### Prompt:
Reproduce the listing below in full and without alteration, apart from its pictures.

### Data in this exercise:
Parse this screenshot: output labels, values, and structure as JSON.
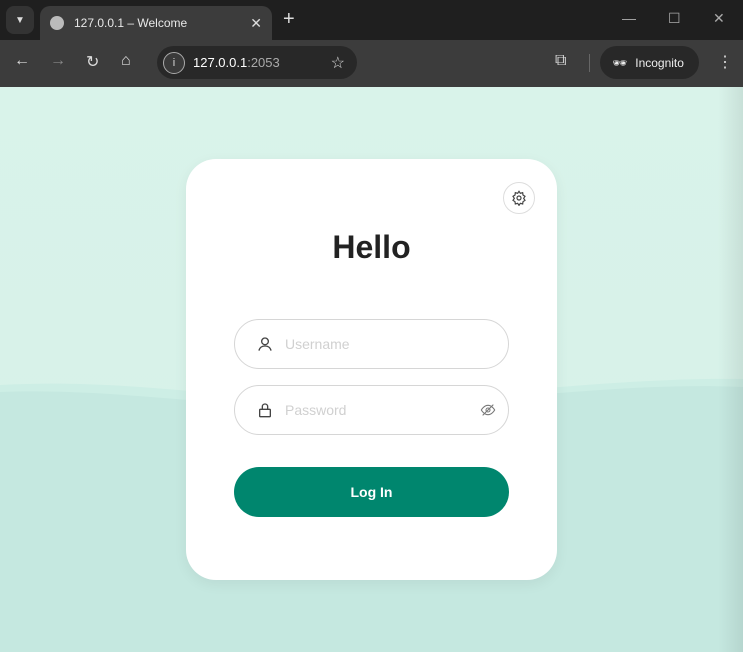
{
  "browser": {
    "tab_title": "127.0.0.1 – Welcome",
    "url_host": "127.0.0.1",
    "url_port": ":2053",
    "incognito_label": "Incognito"
  },
  "login": {
    "title": "Hello",
    "username_placeholder": "Username",
    "password_placeholder": "Password",
    "login_label": "Log In"
  },
  "colors": {
    "accent": "#00866e",
    "background": "#d9f3ea"
  }
}
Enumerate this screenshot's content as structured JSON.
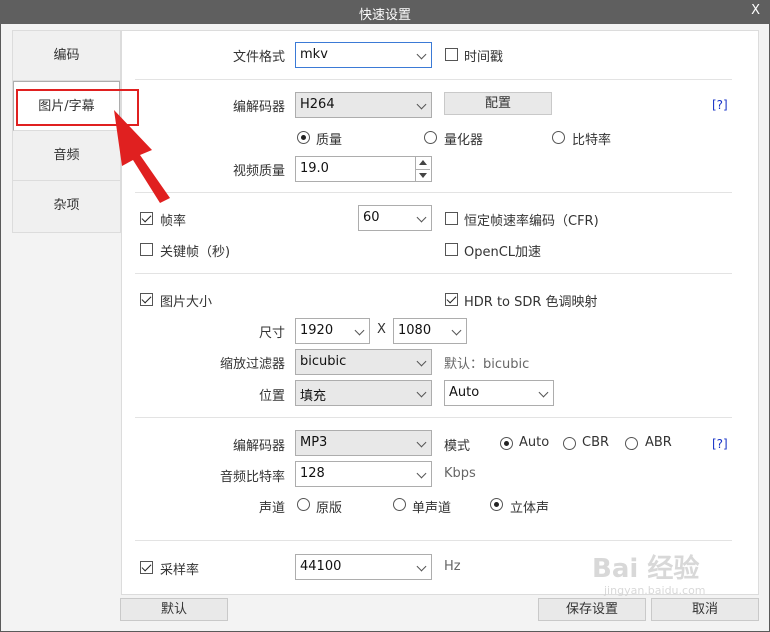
{
  "window": {
    "title": "快速设置",
    "close_label": "X"
  },
  "nav": {
    "items": [
      {
        "label": "编码"
      },
      {
        "label": "图片/字幕"
      },
      {
        "label": "音频"
      },
      {
        "label": "杂项"
      }
    ]
  },
  "video": {
    "format_label": "文件格式",
    "format_value": "mkv",
    "timestamp_label": "时间戳",
    "timestamp_checked": false,
    "codec_label": "编解码器",
    "codec_value": "H264",
    "config_button": "配置",
    "help_link": "[?]",
    "mode_options": [
      {
        "label": "质量",
        "checked": true
      },
      {
        "label": "量化器",
        "checked": false
      },
      {
        "label": "比特率",
        "checked": false
      }
    ],
    "quality_label": "视频质量",
    "quality_value": "19.0"
  },
  "framerate": {
    "fps_label": "帧率",
    "fps_checked": true,
    "fps_value": "60",
    "cfr_label": "恒定帧速率编码（CFR)",
    "cfr_checked": false,
    "keyframe_label": "关键帧（秒)",
    "keyframe_checked": false,
    "opencl_label": "OpenCL加速",
    "opencl_checked": false
  },
  "picture": {
    "size_label": "图片大小",
    "size_checked": true,
    "hdr_label": "HDR to SDR 色调映射",
    "hdr_checked": true,
    "dims_label": "尺寸",
    "width_value": "1920",
    "times": "X",
    "height_value": "1080",
    "filter_label": "缩放过滤器",
    "filter_value": "bicubic",
    "filter_default": "默认：bicubic",
    "position_label": "位置",
    "position_value": "填充",
    "position_mode": "Auto"
  },
  "audio": {
    "codec_label": "编解码器",
    "codec_value": "MP3",
    "mode_label": "模式",
    "mode_options": [
      {
        "label": "Auto",
        "checked": true
      },
      {
        "label": "CBR",
        "checked": false
      },
      {
        "label": "ABR",
        "checked": false
      }
    ],
    "help_link": "[?]",
    "bitrate_label": "音频比特率",
    "bitrate_value": "128",
    "bitrate_unit": "Kbps",
    "channel_label": "声道",
    "channel_options": [
      {
        "label": "原版",
        "checked": false
      },
      {
        "label": "单声道",
        "checked": false
      },
      {
        "label": "立体声",
        "checked": true
      }
    ],
    "samplerate_label": "采样率",
    "samplerate_checked": true,
    "samplerate_value": "44100",
    "samplerate_unit": "Hz"
  },
  "footer": {
    "default_button": "默认",
    "save_button": "保存设置",
    "cancel_button": "取消"
  },
  "annotation": {
    "highlight_color": "#e02020"
  },
  "watermark": {
    "brand": "Bai 经验",
    "url": "jingyan.baidu.com"
  }
}
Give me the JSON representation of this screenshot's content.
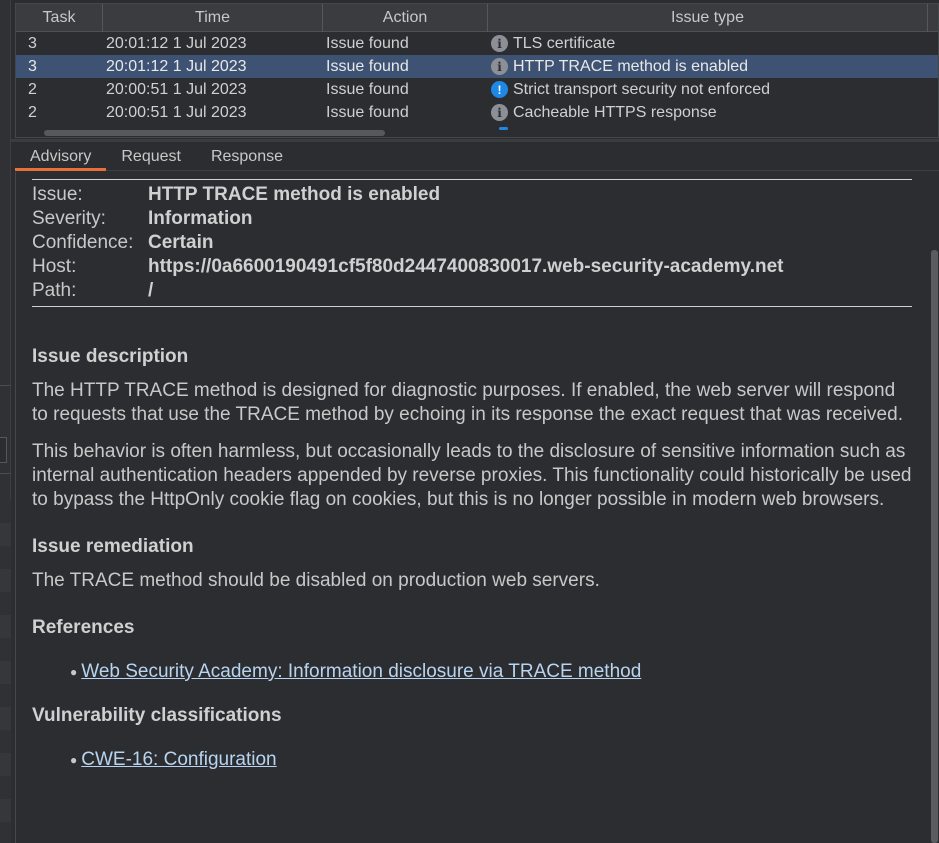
{
  "table": {
    "columns": {
      "task": "Task",
      "time": "Time",
      "action": "Action",
      "issue_type": "Issue type"
    },
    "rows": [
      {
        "task": "3",
        "time": "20:01:12 1 Jul 2023",
        "action": "Issue found",
        "icon": "info-icon",
        "issue": "TLS certificate"
      },
      {
        "task": "3",
        "time": "20:01:12 1 Jul 2023",
        "action": "Issue found",
        "icon": "info-icon",
        "issue": "HTTP TRACE method is enabled"
      },
      {
        "task": "2",
        "time": "20:00:51 1 Jul 2023",
        "action": "Issue found",
        "icon": "warning-icon",
        "issue": "Strict transport security not enforced"
      },
      {
        "task": "2",
        "time": "20:00:51 1 Jul 2023",
        "action": "Issue found",
        "icon": "info-icon",
        "issue": "Cacheable HTTPS response"
      }
    ],
    "selected_row": 1
  },
  "tabs": [
    "Advisory",
    "Request",
    "Response"
  ],
  "active_tab": "Advisory",
  "advisory": {
    "meta": [
      {
        "label": "Issue:",
        "value": "HTTP TRACE method is enabled"
      },
      {
        "label": "Severity:",
        "value": "Information"
      },
      {
        "label": "Confidence:",
        "value": "Certain"
      },
      {
        "label": "Host:",
        "value": "https://0a6600190491cf5f80d2447400830017.web-security-academy.net"
      },
      {
        "label": "Path:",
        "value": "/"
      }
    ],
    "issue_description_heading": "Issue description",
    "issue_description_p1": "The HTTP TRACE method is designed for diagnostic purposes. If enabled, the web server will respond to requests that use the TRACE method by echoing in its response the exact request that was received.",
    "issue_description_p2": "This behavior is often harmless, but occasionally leads to the disclosure of sensitive information such as internal authentication headers appended by reverse proxies. This functionality could historically be used to bypass the HttpOnly cookie flag on cookies, but this is no longer possible in modern web browsers.",
    "remediation_heading": "Issue remediation",
    "remediation_text": "The TRACE method should be disabled on production web servers.",
    "references_heading": "References",
    "references": [
      "Web Security Academy: Information disclosure via TRACE method"
    ],
    "classifications_heading": "Vulnerability classifications",
    "classifications": [
      "CWE-16: Configuration"
    ]
  },
  "colors": {
    "selection": "#3e5273",
    "tab_accent": "#e8703a",
    "warning_icon": "#1e88e5",
    "link": "#b8d4f0"
  }
}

### Correct result:
Parse this screenshot: output labels, values, and structure as JSON.
{
  "browser": {
    "tab_title": "127.0.0.1 – Welcome",
    "url_host": "127.0.0.1",
    "url_port": ":2053",
    "incognito_label": "Incognito"
  },
  "login": {
    "title": "Hello",
    "username_placeholder": "Username",
    "password_placeholder": "Password",
    "login_label": "Log In"
  },
  "colors": {
    "accent": "#00866e",
    "background": "#d9f3ea"
  }
}
Enumerate this screenshot's content as structured JSON.
{
  "window": {
    "title": "快速设置",
    "close_label": "X"
  },
  "nav": {
    "items": [
      {
        "label": "编码"
      },
      {
        "label": "图片/字幕"
      },
      {
        "label": "音频"
      },
      {
        "label": "杂项"
      }
    ]
  },
  "video": {
    "format_label": "文件格式",
    "format_value": "mkv",
    "timestamp_label": "时间戳",
    "timestamp_checked": false,
    "codec_label": "编解码器",
    "codec_value": "H264",
    "config_button": "配置",
    "help_link": "[?]",
    "mode_options": [
      {
        "label": "质量",
        "checked": true
      },
      {
        "label": "量化器",
        "checked": false
      },
      {
        "label": "比特率",
        "checked": false
      }
    ],
    "quality_label": "视频质量",
    "quality_value": "19.0"
  },
  "framerate": {
    "fps_label": "帧率",
    "fps_checked": true,
    "fps_value": "60",
    "cfr_label": "恒定帧速率编码（CFR)",
    "cfr_checked": false,
    "keyframe_label": "关键帧（秒)",
    "keyframe_checked": false,
    "opencl_label": "OpenCL加速",
    "opencl_checked": false
  },
  "picture": {
    "size_label": "图片大小",
    "size_checked": true,
    "hdr_label": "HDR to SDR 色调映射",
    "hdr_checked": true,
    "dims_label": "尺寸",
    "width_value": "1920",
    "times": "X",
    "height_value": "1080",
    "filter_label": "缩放过滤器",
    "filter_value": "bicubic",
    "filter_default": "默认：bicubic",
    "position_label": "位置",
    "position_value": "填充",
    "position_mode": "Auto"
  },
  "audio": {
    "codec_label": "编解码器",
    "codec_value": "MP3",
    "mode_label": "模式",
    "mode_options": [
      {
        "label": "Auto",
        "checked": true
      },
      {
        "label": "CBR",
        "checked": false
      },
      {
        "label": "ABR",
        "checked": false
      }
    ],
    "help_link": "[?]",
    "bitrate_label": "音频比特率",
    "bitrate_value": "128",
    "bitrate_unit": "Kbps",
    "channel_label": "声道",
    "channel_options": [
      {
        "label": "原版",
        "checked": false
      },
      {
        "label": "单声道",
        "checked": false
      },
      {
        "label": "立体声",
        "checked": true
      }
    ],
    "samplerate_label": "采样率",
    "samplerate_checked": true,
    "samplerate_value": "44100",
    "samplerate_unit": "Hz"
  },
  "footer": {
    "default_button": "默认",
    "save_button": "保存设置",
    "cancel_button": "取消"
  },
  "annotation": {
    "highlight_color": "#e02020"
  },
  "watermark": {
    "brand": "Bai 经验",
    "url": "jingyan.baidu.com"
  }
}
Give me the JSON representation of this screenshot's content.
{
  "table": {
    "columns": {
      "task": "Task",
      "time": "Time",
      "action": "Action",
      "issue_type": "Issue type"
    },
    "rows": [
      {
        "task": "3",
        "time": "20:01:12 1 Jul 2023",
        "action": "Issue found",
        "icon": "info-icon",
        "issue": "TLS certificate"
      },
      {
        "task": "3",
        "time": "20:01:12 1 Jul 2023",
        "action": "Issue found",
        "icon": "info-icon",
        "issue": "HTTP TRACE method is enabled"
      },
      {
        "task": "2",
        "time": "20:00:51 1 Jul 2023",
        "action": "Issue found",
        "icon": "warning-icon",
        "issue": "Strict transport security not enforced"
      },
      {
        "task": "2",
        "time": "20:00:51 1 Jul 2023",
        "action": "Issue found",
        "icon": "info-icon",
        "issue": "Cacheable HTTPS response"
      }
    ],
    "selected_row": 1
  },
  "tabs": [
    "Advisory",
    "Request",
    "Response"
  ],
  "active_tab": "Advisory",
  "advisory": {
    "meta": [
      {
        "label": "Issue:",
        "value": "HTTP TRACE method is enabled"
      },
      {
        "label": "Severity:",
        "value": "Information"
      },
      {
        "label": "Confidence:",
        "value": "Certain"
      },
      {
        "label": "Host:",
        "value": "https://0a6600190491cf5f80d2447400830017.web-security-academy.net"
      },
      {
        "label": "Path:",
        "value": "/"
      }
    ],
    "issue_description_heading": "Issue description",
    "issue_description_p1": "The HTTP TRACE method is designed for diagnostic purposes. If enabled, the web server will respond to requests that use the TRACE method by echoing in its response the exact request that was received.",
    "issue_description_p2": "This behavior is often harmless, but occasionally leads to the disclosure of sensitive information such as internal authentication headers appended by reverse proxies. This functionality could historically be used to bypass the HttpOnly cookie flag on cookies, but this is no longer possible in modern web browsers.",
    "remediation_heading": "Issue remediation",
    "remediation_text": "The TRACE method should be disabled on production web servers.",
    "references_heading": "References",
    "references": [
      "Web Security Academy: Information disclosure via TRACE method"
    ],
    "classifications_heading": "Vulnerability classifications",
    "classifications": [
      "CWE-16: Configuration"
    ]
  },
  "colors": {
    "selection": "#3e5273",
    "tab_accent": "#e8703a",
    "warning_icon": "#1e88e5",
    "link": "#b8d4f0"
  }
}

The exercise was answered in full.